■ **GOAL**
Copy out all lines with the word "document" in them.

========

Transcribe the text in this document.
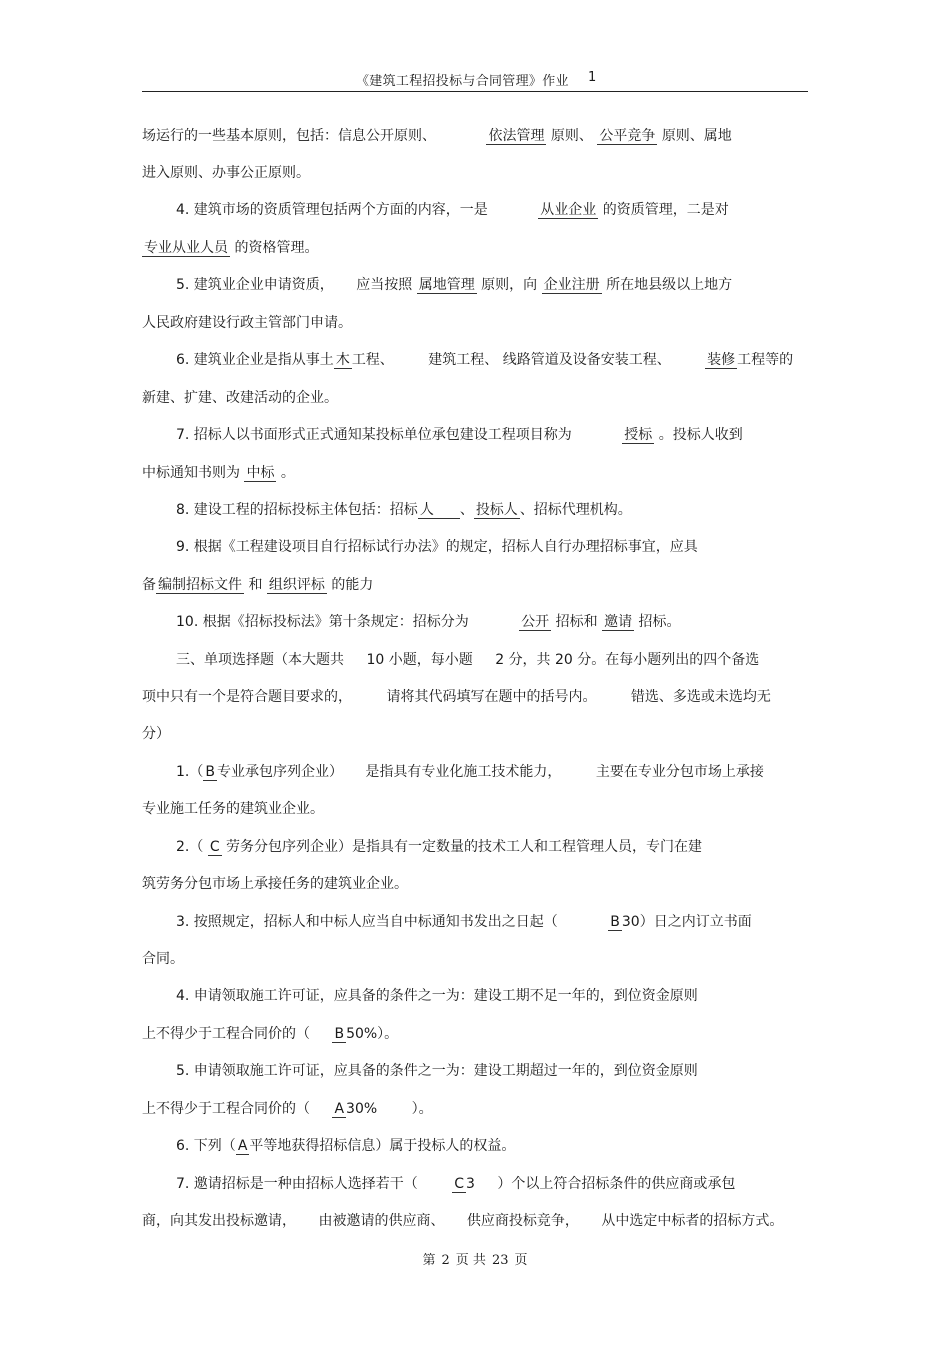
《建筑工程招投标与合同管理》作业 1
场运行的一些基本原则，包括：信息公开原则、	依法管理 原则、 公平竞争 原则、属地
进入原则、办事公正原则。
4. 建筑市场的资质管理包括两个方面的内容，一是	从业企业 的资质管理，二是对
专业从业人员 的资格管理。
5. 建筑业企业申请资质， 应当按照 属地管理 原则，向 企业注册 所在地县级以上地方
人民政府建设行政主管部门申请。
6. 建筑业企业是指从事土 木 工程、 建筑工程、 线路管道及设备安装工程、	装修 工程等的
新建、扩建、改建活动的企业。
7. 招标人以书面形式正式通知某投标单位承包建设工程项目称为	授标 。投标人收到
中标通知书则为 中标 。
8. 建设工程的招标投标主体包括：招标 人 、 投标人 、招标代理机构。
9. 根据《工程建设项目自行招标试行办法》的规定，招标人自行办理招标事宜，应具
备 编制招标文件 和 组织评标 的能力
10. 根据《招标投标法》第十条规定：招标分为	公开 招标和 邀请 招标。
三、单项选择题（本大题共 10 小题，每小题 2 分，共 20 分。在每小题列出的四个备选
项中只有一个是符合题目要求的， 请将其代码填写在题中的括号内。 错选、多选或未选均无
分）
1.（ B 专业承包序列企业） 是指具有专业化施工技术能力， 主要在专业分包市场上承接
专业施工任务的建筑业企业。
2.（ C 劳务分包序列企业）是指具有一定数量的技术工人和工程管理人员，专门在建
筑劳务分包市场上承接任务的建筑业企业。
3. 按照规定，招标人和中标人应当自中标通知书发出之日起（	B 30）日之内订立书面
合同。
4. 申请领取施工许可证，应具备的条件之一为：建设工期不足一年的，到位资金原则
上不得少于工程合同价的（ B 50%）。
5. 申请领取施工许可证，应具备的条件之一为：建设工期超过一年的，到位资金原则
上不得少于工程合同价的（ A 30% ）。
6. 下列（ A 平等地获得招标信息）属于投标人的权益。
7. 邀请招标是一种由招标人选择若干（	C 3 ）个以上符合招标条件的供应商或承包
商，向其发出投标邀请， 由被邀请的供应商、 供应商投标竞争， 从中选定中标者的招标方式。
第 2 页 共 23 页
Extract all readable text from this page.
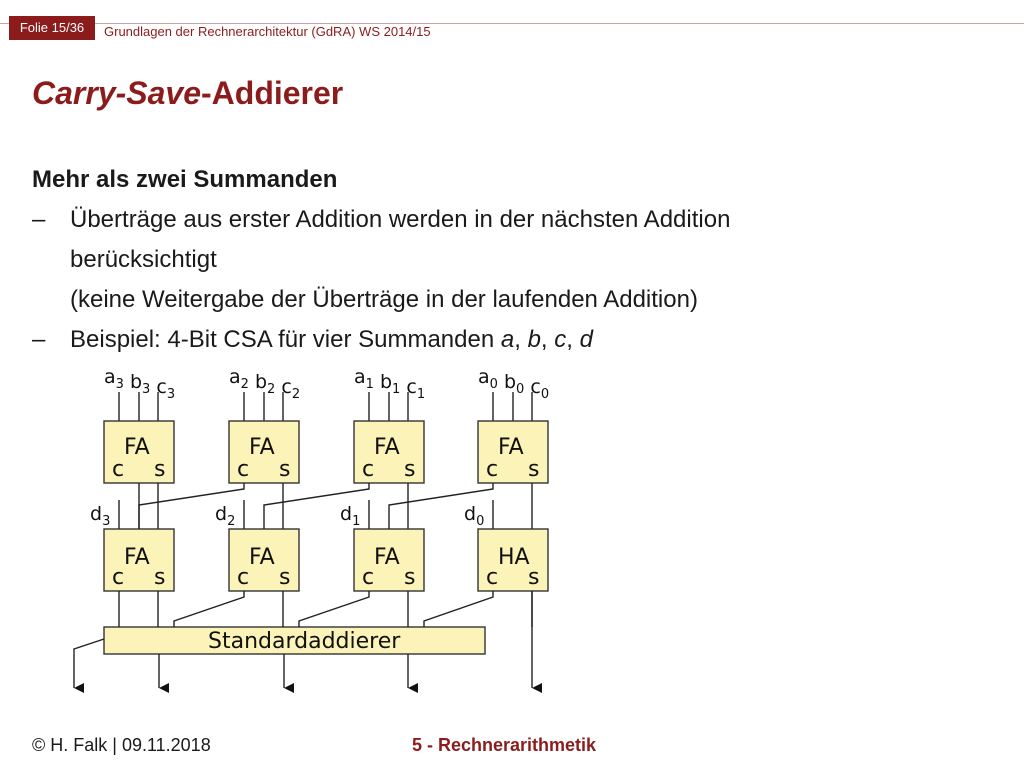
Folie 15/36	Grundlagen der Rechnerarchitektur (GdRA) WS 2014/15
Carry-Save-Addierer
Mehr als zwei Summanden
– Überträge aus erster Addition werden in der nächsten Addition
berücksichtigt
(keine Weitergabe der Überträge in der laufenden Addition)
– Beispiel: 4-Bit CSA für vier Summanden a, b, c, d
$a_3$ $b_3$ $c_3$
FA
c s
$d_3$
FA
c s
$a_2$ $b_2$ $c_2$
FA
c s
$d_2$
FA
c s
$a_1$ $b_1$ $c_1$
FA
c s
$d_1$
FA
c s
$a_0$ $b_0$ $c_0$
FA
c s
$d_0$
HA
c s
Standardaddierer
© H. Falk | 09.11.2018	5 - Rechnerarithmetik
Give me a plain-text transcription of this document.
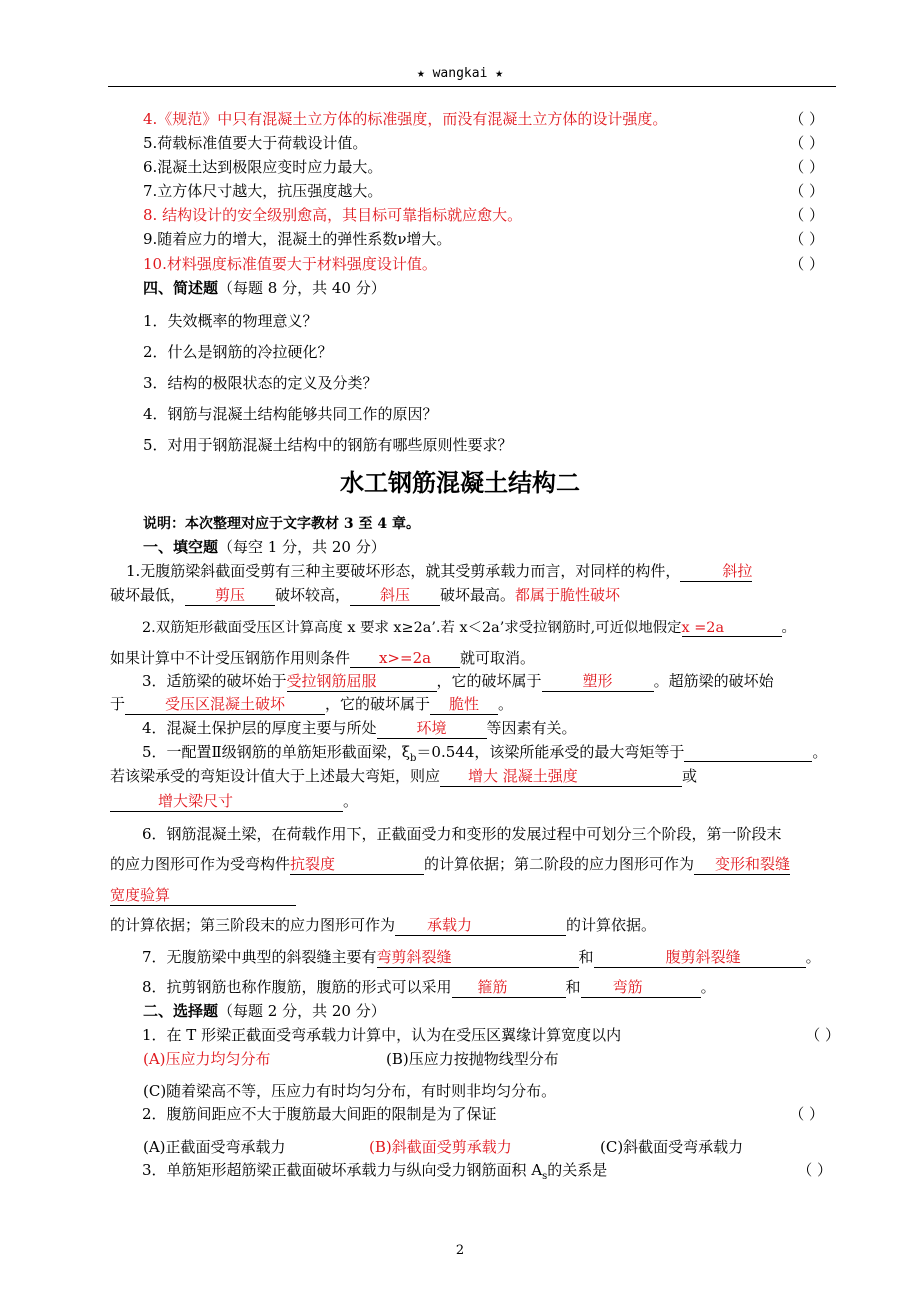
★ wangkai ★
4.《规范》中只有混凝土立方体的标准强度，而没有混凝土立方体的设计强度。	（ ）
5.荷载标准值要大于荷载设计值。	（ ）
6.混凝土达到极限应变时应力最大。	（ ）
7.立方体尺寸越大，抗压强度越大。	（ ）
8. 结构设计的安全级别愈高，其目标可靠指标就应愈大。	（ ）
9.随着应力的增大，混凝土的弹性系数ν增大。	（ ）
10.材料强度标准值要大于材料强度设计值。	（ ）
四、简述题（每题 8 分，共 40 分）
1．失效概率的物理意义？
2．什么是钢筋的冷拉硬化？
3．结构的极限状态的定义及分类？
4．钢筋与混凝土结构能够共同工作的原因？
5．对用于钢筋混凝土结构中的钢筋有哪些原则性要求？
水工钢筋混凝土结构二
说明：本次整理对应于文字教材 3 至 4 章。
一、填空题（每空 1 分，共 20 分）
1.无腹筋梁斜截面受剪有三种主要破坏形态，就其受剪承载力而言，对同样的构件，	斜拉
破坏最低， 剪压 破坏较高， 斜压 破坏最高。都属于脆性破坏
2.双筋矩形截面受压区计算高度 x 要求 x≥2a’.若 x＜2a’求受拉钢筋时,可近似地假定x =2a	。
如果计算中不计受压钢筋作用则条件 x>=2a 就可取消。
3．适筋梁的破坏始于受拉钢筋屈服	，它的破坏属于	塑形	。超筋梁的破坏始
于	受压区混凝土破坏	，它的破坏属于 脆性 。
4．混凝土保护层的厚度主要与所处	环境	等因素有关。
5．一配置Ⅱ级钢筋的单筋矩形截面梁，$\xi_b=0.544$，该梁所能承受的最大弯矩等于	。
若该梁承受的弯矩设计值大于上述最大弯矩，则应 增大 混凝土强度	或
增大梁尺寸	。
6．钢筋混凝土梁，在荷载作用下，正截面受力和变形的发展过程中可划分三个阶段，第一阶段末
的应力图形可作为受弯构件抗裂度	的计算依据；第二阶段的应力图形可作为 变形和裂缝
宽度验算
的计算依据；第三阶段末的应力图形可作为 承载力	的计算依据。
7．无腹筋梁中典型的斜裂缝主要有弯剪斜裂缝	和	腹剪斜裂缝	。
8．抗剪钢筋也称作腹筋，腹筋的形式可以采用 箍筋	和 弯筋	。
二、选择题（每题 2 分，共 20 分）
1．在 T 形梁正截面受弯承载力计算中，认为在受压区翼缘计算宽度以内	（ ）
(A)压应力均匀分布	(B)压应力按抛物线型分布
(C)随着梁高不等，压应力有时均匀分布，有时则非均匀分布。
2．腹筋间距应不大于腹筋最大间距的限制是为了保证	（ ）
(A)正截面受弯承载力	(B)斜截面受剪承载力	(C)斜截面受弯承载力
3．单筋矩形超筋梁正截面破坏承载力与纵向受力钢筋面积 $A_s$的关系是	（ ）
2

========

■ **FULL SOLUTION**
Transcribe the text in this document.
Give me a plain-text transcription of this document.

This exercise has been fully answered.